> TASK DETAILS: Pull out every line below that holds the word "true".

> INFORMATION SUPPLIED:
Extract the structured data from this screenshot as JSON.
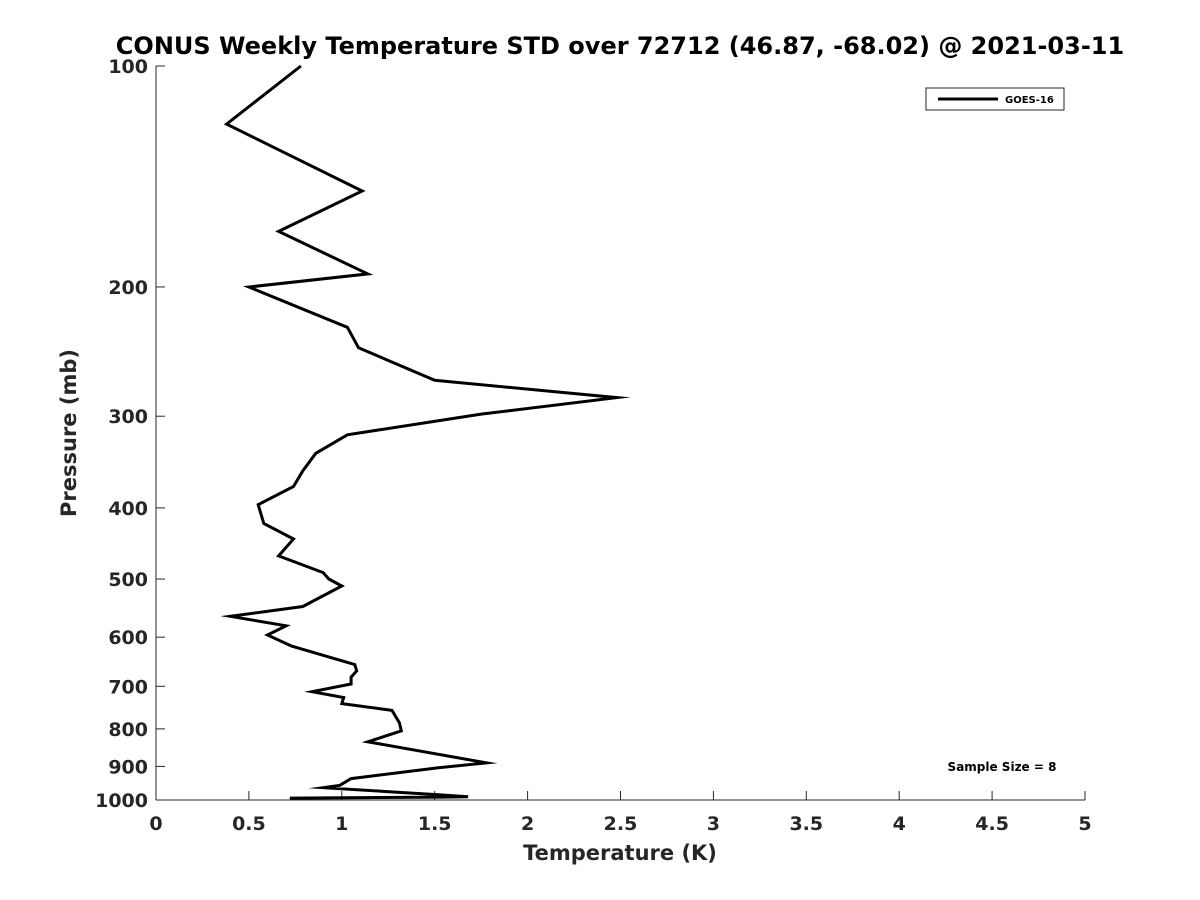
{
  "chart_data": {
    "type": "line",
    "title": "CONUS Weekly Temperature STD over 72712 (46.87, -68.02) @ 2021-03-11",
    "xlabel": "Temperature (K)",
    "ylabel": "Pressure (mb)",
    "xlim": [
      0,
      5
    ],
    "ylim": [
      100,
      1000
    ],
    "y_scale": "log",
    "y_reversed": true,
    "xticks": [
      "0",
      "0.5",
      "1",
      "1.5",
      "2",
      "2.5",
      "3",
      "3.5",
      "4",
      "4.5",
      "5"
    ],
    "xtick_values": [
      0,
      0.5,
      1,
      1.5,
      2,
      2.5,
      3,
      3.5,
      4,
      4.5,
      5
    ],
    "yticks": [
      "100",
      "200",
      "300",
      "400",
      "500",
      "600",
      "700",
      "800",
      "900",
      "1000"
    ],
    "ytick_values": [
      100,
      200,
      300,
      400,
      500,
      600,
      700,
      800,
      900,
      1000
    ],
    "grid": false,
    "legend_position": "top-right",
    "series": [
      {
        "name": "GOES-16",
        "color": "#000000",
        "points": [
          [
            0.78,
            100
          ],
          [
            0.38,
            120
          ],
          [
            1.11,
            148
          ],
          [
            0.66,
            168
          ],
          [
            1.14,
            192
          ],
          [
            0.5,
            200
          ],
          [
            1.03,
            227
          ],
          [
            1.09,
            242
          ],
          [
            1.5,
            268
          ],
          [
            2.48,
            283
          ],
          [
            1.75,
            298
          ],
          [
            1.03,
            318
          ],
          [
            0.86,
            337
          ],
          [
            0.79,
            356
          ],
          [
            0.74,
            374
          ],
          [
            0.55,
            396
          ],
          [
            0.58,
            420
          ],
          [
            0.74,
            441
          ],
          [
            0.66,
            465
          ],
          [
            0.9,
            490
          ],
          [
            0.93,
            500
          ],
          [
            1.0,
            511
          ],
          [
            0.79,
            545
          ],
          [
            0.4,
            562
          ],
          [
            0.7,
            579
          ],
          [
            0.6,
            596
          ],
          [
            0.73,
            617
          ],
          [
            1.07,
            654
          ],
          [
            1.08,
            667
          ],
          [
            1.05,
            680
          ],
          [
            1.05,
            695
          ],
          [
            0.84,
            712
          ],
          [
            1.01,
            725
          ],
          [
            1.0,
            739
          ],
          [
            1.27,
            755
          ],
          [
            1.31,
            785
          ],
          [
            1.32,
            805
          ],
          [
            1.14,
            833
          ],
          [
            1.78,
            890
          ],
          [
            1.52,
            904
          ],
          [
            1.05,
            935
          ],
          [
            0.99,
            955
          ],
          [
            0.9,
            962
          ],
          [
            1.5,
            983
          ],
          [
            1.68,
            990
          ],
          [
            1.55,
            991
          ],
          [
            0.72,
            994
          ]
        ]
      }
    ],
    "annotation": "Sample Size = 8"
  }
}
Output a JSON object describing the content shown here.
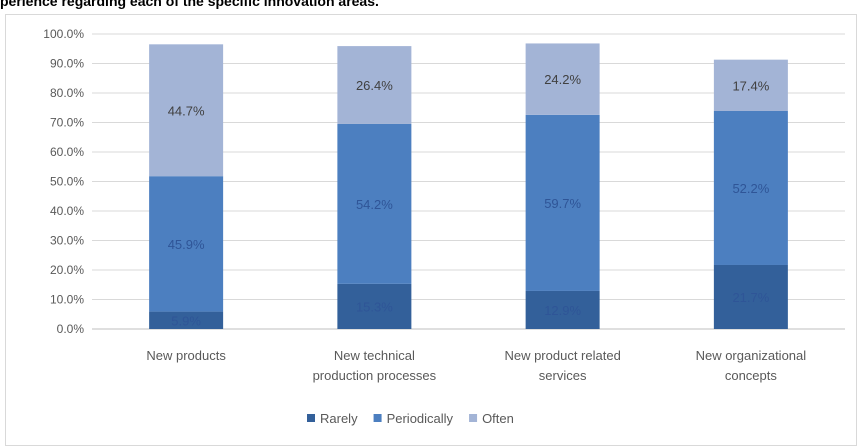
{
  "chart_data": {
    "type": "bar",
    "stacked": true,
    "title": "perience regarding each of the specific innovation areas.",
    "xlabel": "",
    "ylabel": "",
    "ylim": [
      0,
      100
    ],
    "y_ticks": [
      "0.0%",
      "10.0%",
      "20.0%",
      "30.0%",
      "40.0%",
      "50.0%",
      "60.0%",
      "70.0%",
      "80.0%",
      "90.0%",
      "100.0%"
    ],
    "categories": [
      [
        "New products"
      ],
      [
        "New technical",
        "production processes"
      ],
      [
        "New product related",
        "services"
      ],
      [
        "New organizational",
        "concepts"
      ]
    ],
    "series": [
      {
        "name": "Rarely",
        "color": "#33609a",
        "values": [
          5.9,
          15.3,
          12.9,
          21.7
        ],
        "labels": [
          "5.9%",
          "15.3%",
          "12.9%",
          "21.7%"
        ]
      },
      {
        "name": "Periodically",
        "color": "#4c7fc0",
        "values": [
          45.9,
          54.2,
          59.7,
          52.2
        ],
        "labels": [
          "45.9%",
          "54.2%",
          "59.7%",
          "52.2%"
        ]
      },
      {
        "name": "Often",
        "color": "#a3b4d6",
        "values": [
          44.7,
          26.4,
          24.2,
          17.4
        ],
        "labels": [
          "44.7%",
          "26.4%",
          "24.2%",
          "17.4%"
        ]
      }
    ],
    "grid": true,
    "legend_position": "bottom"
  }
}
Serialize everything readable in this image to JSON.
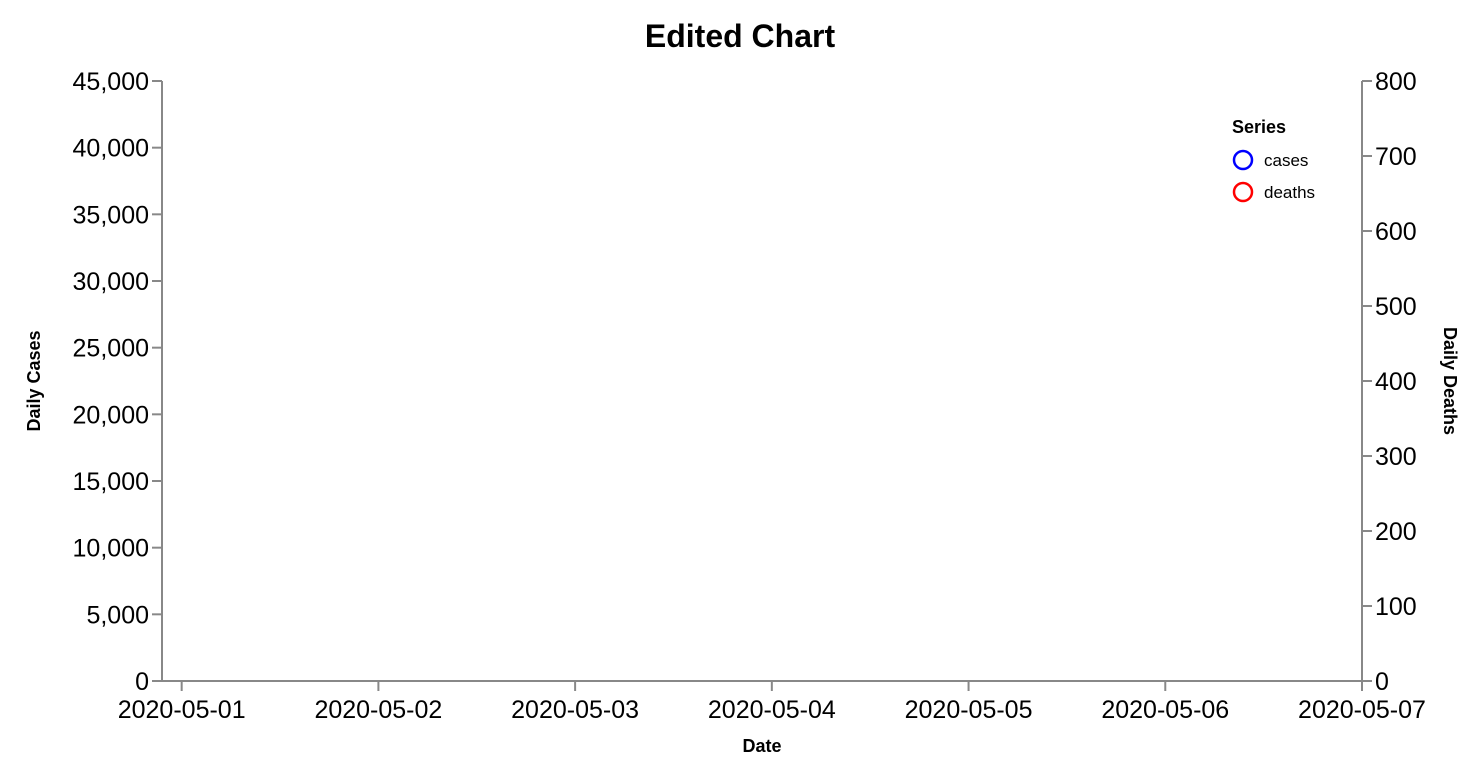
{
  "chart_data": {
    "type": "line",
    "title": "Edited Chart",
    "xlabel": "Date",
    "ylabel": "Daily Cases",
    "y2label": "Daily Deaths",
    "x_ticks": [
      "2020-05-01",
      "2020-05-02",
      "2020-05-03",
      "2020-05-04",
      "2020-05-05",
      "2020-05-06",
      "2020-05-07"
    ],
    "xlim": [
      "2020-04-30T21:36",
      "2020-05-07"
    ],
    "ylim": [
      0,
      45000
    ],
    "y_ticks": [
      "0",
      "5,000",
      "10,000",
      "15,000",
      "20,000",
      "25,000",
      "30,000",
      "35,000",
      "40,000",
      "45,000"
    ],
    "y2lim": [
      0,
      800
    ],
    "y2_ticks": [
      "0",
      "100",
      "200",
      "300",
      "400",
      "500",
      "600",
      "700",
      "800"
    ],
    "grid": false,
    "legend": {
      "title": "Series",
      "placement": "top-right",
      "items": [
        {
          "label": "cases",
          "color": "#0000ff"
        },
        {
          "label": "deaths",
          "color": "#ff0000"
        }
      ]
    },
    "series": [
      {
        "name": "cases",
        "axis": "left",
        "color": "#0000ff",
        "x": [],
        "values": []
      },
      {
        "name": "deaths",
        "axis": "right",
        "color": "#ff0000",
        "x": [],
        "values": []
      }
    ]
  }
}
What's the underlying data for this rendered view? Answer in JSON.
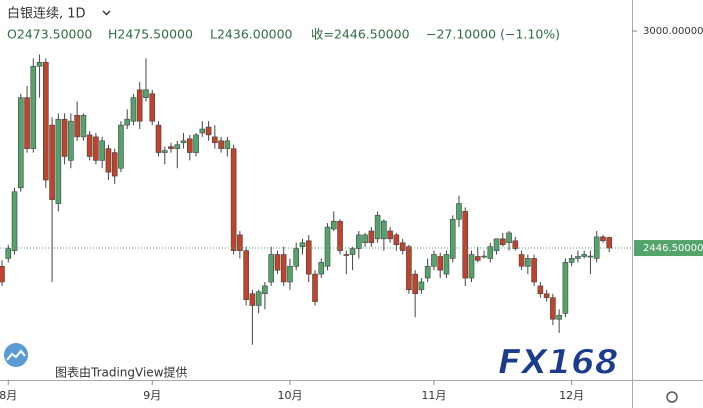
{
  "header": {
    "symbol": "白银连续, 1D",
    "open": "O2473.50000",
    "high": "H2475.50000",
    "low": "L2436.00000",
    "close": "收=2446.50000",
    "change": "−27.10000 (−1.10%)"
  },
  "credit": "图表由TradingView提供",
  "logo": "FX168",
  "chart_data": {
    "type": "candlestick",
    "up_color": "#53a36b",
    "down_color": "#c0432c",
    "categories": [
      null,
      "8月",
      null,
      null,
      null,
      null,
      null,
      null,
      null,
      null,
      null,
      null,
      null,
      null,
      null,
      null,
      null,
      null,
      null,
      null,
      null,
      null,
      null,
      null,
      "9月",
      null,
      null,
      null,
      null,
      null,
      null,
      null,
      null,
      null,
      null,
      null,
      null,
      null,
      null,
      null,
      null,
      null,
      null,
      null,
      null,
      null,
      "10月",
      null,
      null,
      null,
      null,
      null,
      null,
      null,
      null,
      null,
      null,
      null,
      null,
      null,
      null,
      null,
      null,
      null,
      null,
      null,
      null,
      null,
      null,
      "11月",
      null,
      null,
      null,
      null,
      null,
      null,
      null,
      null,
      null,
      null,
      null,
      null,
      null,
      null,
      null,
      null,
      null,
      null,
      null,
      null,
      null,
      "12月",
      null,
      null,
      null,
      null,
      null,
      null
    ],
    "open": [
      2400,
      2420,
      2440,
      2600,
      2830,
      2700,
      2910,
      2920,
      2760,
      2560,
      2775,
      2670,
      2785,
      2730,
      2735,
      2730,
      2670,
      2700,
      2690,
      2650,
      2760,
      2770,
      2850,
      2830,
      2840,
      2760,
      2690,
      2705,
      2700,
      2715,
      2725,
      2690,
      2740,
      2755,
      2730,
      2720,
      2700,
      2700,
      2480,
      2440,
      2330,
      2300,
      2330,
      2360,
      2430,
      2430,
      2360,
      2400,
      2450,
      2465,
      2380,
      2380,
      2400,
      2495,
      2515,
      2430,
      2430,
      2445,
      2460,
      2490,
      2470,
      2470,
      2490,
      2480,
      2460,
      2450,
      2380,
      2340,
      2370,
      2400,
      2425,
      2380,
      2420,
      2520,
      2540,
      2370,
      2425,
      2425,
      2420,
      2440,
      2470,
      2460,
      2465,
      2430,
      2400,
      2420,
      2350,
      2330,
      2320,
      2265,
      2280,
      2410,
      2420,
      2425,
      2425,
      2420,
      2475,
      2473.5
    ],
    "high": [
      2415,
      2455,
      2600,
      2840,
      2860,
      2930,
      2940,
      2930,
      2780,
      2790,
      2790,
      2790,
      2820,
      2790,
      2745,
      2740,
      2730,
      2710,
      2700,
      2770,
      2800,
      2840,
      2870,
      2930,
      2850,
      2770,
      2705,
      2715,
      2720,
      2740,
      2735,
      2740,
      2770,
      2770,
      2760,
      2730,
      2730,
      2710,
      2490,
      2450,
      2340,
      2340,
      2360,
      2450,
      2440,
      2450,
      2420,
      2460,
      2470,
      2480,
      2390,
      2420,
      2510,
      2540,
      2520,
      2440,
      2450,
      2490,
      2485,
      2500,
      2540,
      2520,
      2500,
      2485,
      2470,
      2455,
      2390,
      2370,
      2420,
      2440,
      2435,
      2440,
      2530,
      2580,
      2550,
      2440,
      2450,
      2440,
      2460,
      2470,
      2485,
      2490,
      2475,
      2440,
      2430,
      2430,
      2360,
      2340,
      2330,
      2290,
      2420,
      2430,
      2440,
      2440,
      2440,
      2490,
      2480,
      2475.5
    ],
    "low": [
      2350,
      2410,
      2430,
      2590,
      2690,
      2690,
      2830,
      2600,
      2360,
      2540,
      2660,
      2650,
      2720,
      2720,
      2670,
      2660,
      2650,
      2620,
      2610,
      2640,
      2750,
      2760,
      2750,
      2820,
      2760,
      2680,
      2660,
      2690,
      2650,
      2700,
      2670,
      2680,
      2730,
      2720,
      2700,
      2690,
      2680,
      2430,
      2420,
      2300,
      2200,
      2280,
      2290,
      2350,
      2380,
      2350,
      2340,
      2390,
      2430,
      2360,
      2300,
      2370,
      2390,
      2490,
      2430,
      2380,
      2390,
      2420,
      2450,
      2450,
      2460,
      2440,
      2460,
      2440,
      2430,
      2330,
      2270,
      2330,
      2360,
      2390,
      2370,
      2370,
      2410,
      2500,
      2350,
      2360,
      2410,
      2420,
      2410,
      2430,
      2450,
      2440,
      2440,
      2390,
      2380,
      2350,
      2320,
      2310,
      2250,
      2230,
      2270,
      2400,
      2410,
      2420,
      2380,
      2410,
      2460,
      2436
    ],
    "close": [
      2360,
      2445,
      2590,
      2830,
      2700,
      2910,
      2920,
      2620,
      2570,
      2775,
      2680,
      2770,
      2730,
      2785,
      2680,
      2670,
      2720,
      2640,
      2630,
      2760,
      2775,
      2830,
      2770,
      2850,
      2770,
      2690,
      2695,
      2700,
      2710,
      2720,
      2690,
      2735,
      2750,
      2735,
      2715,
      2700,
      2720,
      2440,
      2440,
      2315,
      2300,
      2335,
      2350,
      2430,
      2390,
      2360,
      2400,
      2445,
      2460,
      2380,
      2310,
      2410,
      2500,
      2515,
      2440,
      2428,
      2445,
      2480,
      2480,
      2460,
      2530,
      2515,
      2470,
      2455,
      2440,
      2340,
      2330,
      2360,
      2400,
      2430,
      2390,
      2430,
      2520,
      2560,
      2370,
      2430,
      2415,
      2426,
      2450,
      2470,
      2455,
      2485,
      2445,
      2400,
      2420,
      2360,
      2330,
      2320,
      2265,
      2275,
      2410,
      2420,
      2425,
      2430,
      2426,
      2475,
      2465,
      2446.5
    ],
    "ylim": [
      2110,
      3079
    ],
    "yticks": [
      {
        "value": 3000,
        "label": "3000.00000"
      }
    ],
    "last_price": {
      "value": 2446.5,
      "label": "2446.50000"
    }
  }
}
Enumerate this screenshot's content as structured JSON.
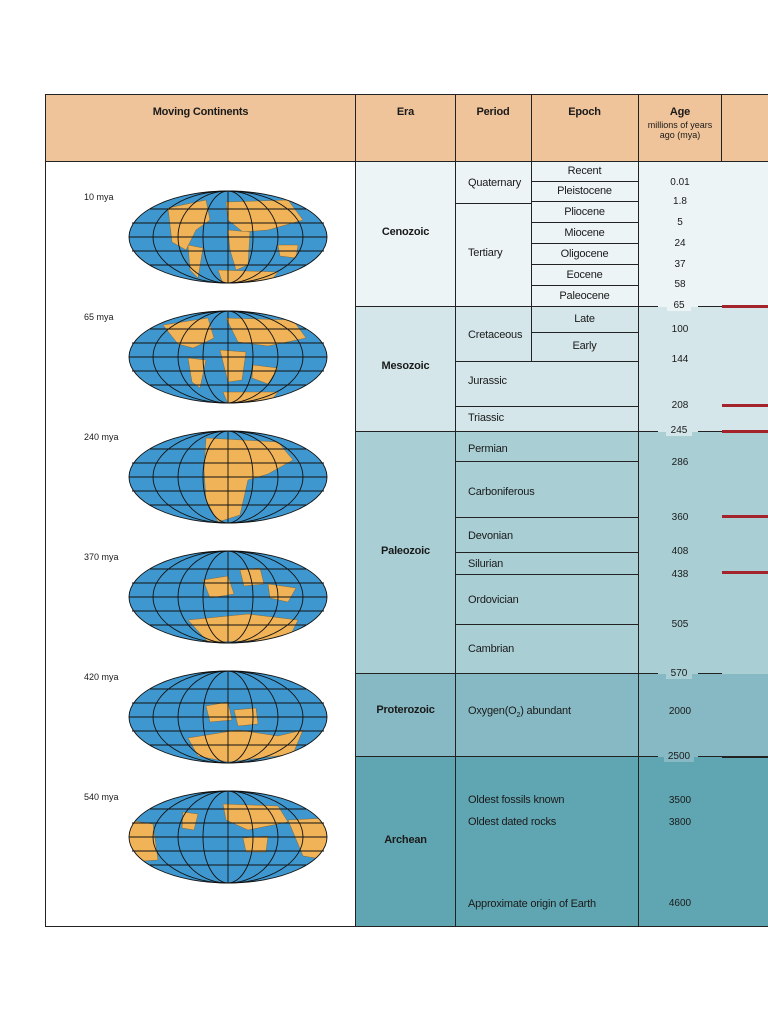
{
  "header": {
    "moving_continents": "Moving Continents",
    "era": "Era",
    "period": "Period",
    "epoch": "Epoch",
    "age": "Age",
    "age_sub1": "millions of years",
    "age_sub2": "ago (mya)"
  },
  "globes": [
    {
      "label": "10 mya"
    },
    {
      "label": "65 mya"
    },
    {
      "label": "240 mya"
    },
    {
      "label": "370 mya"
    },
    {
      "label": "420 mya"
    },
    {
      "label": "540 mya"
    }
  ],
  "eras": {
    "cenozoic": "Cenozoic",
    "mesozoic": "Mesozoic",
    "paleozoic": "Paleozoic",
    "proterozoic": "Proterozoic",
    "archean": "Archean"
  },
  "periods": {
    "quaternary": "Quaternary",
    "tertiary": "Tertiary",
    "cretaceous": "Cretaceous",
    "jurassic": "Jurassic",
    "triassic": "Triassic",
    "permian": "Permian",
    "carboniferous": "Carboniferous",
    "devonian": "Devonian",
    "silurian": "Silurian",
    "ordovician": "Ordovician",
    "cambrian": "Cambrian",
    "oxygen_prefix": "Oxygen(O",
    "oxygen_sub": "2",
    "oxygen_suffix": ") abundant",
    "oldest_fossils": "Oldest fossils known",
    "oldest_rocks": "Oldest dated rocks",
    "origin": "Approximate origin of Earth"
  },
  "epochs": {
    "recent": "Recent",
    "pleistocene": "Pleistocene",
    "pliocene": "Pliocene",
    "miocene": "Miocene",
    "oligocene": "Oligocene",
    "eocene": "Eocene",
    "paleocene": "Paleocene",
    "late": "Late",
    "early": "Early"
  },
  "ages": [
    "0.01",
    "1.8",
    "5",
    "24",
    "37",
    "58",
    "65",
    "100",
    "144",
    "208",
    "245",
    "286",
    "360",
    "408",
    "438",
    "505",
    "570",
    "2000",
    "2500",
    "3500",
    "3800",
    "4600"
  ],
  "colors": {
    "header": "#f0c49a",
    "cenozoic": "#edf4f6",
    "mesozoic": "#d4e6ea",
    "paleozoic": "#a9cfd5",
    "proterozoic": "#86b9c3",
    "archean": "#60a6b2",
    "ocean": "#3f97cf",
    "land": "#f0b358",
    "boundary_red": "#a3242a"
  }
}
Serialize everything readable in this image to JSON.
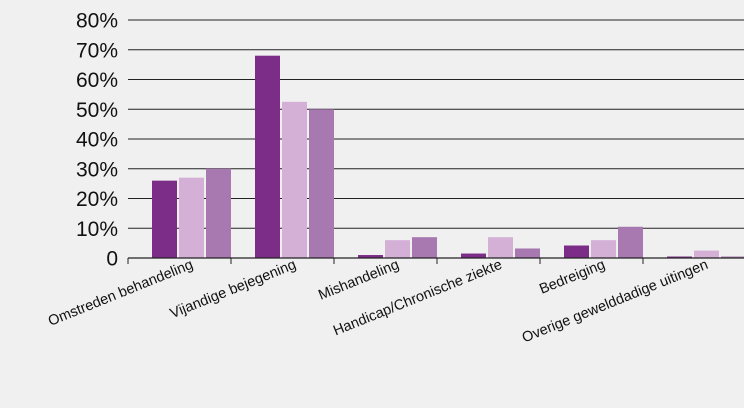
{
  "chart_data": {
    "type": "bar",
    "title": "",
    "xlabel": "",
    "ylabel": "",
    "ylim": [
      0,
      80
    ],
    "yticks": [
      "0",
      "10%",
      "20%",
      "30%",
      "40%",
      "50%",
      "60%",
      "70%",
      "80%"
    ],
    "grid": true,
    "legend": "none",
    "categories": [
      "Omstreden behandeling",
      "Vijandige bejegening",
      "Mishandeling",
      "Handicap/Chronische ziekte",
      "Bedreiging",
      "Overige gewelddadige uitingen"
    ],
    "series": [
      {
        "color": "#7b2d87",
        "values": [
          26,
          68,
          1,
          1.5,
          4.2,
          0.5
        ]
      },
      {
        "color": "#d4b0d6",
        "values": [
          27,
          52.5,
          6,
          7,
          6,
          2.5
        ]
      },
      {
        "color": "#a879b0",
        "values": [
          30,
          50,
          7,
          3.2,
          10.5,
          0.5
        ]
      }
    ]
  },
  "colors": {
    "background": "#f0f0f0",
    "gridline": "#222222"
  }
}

> RESULT FOR THIS TASK:
    "y_reversed": true,
    "stacked": true,
    "grid": true,
    "grid": true,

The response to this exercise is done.